- [What is asked]: Retype the full set of records. Keep every character identical.
########
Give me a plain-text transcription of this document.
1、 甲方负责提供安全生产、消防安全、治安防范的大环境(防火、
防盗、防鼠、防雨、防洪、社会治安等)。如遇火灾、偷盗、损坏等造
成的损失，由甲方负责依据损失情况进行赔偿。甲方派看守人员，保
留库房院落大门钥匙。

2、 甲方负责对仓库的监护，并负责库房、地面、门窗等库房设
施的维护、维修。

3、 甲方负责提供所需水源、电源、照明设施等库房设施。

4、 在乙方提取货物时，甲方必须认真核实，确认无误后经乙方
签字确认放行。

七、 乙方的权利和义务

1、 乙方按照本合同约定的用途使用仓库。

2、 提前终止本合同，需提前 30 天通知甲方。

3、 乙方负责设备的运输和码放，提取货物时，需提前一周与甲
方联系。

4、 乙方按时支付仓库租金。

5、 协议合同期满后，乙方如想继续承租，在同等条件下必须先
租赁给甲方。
########
- [Result for this task]:
Give me a plain-text transcription of this document.
1、 甲方负责提供安全生产、消防安全、治安防范的大环境(防火、
防盗、防鼠、防雨、防洪、社会治安等)。如遇火灾、偷盗、损坏等造
成的损失，由甲方负责依据损失情况进行赔偿。甲方派看守人员，保
留库房院落大门钥匙。

2、 甲方负责对仓库的监护，并负责库房、地面、门窗等库房设
施的维护、维修。

3、 甲方负责提供所需水源、电源、照明设施等库房设施。

4、 在乙方提取货物时，甲方必须认真核实，确认无误后经乙方
签字确认放行。

七、 乙方的权利和义务

1、 乙方按照本合同约定的用途使用仓库。

2、 提前终止本合同，需提前 30 天通知甲方。

3、 乙方负责设备的运输和码放，提取货物时，需提前一周与甲
方联系。

4、 乙方按时支付仓库租金。

5、 协议合同期满后，乙方如想继续承租，在同等条件下必须先
租赁给甲方。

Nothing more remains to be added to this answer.